> ASSIGNED TASK
Resume the news report on the Rana Plaza rescue effort, continuing from the point at which it ends.

"Our prime target is to rescue the rest of survivors alive as we are running against time," a military spokesman told an official press briefing near the collapse scene, two days after the structure caved in trapping inside unidentified number of people believed to be several thousand.
Inter Service Public Relations director Shaheenul Islam told the briefing that toll so far stood at 304 while 2,348 people were rescued from under tonnes of concrete ruins of the RanaPlaza in Dhaka's suburb as the army-led salvage campaign was underway.
The briefing came as rescuers found some 40 people alive at the most vulnerable backside of the collapsed structure where they penetrated with manual drill machines and rod cutters and retrieved 20 of them in critical conditions.
Ambulances kept outside carried them quickly to different facilities including a nearby combined military hospital as Red Crescent and ordinary volunteers joined hands with rescuers in retrieving them out.
But anxious crowds around the debris turned impatient as concerns were rising after they lost cell phone links with their trapped relatives and friends under the ruins and accused the rescuers of lack of promptness in getting to the still alive but trapped people.
However, the army spokesman said the situation forced "highly trained" rescuers to penetrate inside very cautiously to retrieve them alive as "slightest lack of this cautiousness could kill the survivors".
"You can see heavy cranes and bulldozers here to quickly remove the concrete debris but we can’t use them at the moment as our prime objective is to retrieve the people alive first," he said.
Commander of the salvage campaign, Major General Hassan Sarwardy, earlier said rescuers would look for survivors for one more day estimating they could survive as high as 72 hours under the debris and then might go for a massive campaign to remove debris using heavy equipment.

Dataset entries
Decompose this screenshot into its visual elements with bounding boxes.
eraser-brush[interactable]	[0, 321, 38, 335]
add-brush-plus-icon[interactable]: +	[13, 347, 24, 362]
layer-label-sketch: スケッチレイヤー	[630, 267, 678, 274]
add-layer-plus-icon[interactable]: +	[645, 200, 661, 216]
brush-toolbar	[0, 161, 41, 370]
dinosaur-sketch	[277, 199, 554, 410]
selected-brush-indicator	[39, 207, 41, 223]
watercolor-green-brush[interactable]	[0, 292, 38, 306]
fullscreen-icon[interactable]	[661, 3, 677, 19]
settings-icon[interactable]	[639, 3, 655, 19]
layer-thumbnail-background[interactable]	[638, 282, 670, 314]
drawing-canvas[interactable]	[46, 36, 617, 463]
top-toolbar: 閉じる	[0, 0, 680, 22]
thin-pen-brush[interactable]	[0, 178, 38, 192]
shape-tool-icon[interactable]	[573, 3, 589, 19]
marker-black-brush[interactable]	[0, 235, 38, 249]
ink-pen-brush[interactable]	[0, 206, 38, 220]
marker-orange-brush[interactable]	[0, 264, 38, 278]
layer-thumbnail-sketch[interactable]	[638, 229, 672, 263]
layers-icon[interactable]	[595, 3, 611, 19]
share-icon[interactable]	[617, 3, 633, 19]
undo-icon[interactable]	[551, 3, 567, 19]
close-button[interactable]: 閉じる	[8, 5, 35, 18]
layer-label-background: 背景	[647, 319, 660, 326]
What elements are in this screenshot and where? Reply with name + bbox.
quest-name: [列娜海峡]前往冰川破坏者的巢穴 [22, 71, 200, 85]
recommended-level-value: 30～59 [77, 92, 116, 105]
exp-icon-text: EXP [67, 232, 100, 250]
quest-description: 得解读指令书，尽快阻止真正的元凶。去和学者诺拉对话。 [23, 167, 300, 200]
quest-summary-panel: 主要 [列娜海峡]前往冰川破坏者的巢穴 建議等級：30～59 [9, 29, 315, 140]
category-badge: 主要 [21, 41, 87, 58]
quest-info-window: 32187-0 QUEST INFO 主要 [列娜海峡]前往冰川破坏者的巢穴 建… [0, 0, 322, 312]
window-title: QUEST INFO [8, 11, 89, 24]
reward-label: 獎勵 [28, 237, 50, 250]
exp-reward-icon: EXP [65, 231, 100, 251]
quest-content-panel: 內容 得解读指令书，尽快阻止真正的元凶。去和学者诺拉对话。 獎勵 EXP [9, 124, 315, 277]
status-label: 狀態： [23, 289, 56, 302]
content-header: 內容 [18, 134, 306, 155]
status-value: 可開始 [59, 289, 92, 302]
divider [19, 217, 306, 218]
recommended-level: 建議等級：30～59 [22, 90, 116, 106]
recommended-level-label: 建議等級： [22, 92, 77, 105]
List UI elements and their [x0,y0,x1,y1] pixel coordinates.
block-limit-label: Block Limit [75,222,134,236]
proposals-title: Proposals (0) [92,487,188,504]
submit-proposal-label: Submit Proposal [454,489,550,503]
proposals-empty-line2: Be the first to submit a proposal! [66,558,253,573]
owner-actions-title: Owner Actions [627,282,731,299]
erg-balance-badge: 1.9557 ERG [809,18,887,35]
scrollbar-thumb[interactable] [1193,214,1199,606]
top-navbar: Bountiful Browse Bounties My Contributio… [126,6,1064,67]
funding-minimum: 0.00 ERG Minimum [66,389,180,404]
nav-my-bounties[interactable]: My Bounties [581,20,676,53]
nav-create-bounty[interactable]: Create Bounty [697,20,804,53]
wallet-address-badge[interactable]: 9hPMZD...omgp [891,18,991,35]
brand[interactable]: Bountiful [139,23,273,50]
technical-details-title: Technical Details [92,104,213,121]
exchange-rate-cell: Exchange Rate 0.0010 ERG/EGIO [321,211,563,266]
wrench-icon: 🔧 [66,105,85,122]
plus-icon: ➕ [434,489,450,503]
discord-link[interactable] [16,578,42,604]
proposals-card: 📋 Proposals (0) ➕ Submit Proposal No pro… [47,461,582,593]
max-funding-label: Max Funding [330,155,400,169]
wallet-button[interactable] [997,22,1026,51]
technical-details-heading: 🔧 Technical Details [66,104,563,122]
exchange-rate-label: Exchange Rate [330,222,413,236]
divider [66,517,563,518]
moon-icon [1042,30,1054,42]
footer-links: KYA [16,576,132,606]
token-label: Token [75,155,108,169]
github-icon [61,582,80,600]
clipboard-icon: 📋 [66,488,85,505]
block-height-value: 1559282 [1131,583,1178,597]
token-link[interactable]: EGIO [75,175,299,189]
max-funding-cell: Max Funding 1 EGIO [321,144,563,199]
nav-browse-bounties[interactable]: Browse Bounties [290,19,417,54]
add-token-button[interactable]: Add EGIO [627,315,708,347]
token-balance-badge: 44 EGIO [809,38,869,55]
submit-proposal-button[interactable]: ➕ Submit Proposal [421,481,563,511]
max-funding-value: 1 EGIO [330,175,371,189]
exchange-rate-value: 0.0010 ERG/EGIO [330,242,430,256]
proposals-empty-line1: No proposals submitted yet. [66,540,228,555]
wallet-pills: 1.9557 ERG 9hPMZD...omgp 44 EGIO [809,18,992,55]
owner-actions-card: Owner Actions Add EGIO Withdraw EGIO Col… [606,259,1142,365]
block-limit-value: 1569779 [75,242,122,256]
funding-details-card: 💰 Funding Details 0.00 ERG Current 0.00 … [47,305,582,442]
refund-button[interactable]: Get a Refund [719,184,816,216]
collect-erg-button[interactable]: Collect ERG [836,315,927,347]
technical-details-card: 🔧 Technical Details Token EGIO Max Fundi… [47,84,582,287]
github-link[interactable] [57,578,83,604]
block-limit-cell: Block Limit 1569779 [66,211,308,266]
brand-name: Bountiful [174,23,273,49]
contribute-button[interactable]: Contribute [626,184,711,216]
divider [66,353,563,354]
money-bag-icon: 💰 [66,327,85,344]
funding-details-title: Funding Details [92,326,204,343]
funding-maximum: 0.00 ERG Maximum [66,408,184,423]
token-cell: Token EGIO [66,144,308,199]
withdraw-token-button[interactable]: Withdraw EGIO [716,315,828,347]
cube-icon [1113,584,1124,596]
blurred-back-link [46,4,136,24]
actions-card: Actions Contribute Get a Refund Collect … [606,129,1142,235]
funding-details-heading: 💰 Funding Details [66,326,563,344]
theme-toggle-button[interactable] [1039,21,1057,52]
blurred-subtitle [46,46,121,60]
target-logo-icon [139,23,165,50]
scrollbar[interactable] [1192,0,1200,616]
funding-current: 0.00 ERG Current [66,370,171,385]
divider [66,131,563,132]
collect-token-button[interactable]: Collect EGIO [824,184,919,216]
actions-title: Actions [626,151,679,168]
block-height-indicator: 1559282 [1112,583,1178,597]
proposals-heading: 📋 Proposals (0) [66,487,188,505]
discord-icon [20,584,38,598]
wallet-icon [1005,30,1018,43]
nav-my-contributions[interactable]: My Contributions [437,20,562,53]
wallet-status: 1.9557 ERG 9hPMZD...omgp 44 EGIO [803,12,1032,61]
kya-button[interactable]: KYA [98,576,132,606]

> EXERCISE OUTPUT
A fire service official said two babies were born under the debris as their pregnant mothers were trapped under the ruins but they were rescued alive along with their newborn babies.
An official of the makeshift police control room near the scene said 286 retrieved bodies were handed over to their families while they prepared a list of 595 people whose relatives said they were still missing.
Most of the victims of the country's worst ever collapse were garments workers as the building housed five garment units alongside 300 shops and branch of a private bank.
Meanwhile, thousands of garment factory workers in different parts of the capital took to the streets to protest the deaths in Savar and vandalised several vehicles including buses and cars at Shewrapara.
They chanted slogans demanding stern punishment to the owners of RanaPlaza and the factories, who went into hiding after the structure caved in two days back after cracks were reported in the building, which officials said was built illegally defying safety rules.
Prime Minister Sheikh Hasina has promised to expose to justice the fugitive owners of the building and the five garment factories housed there in a parliamentary statement on Thursday.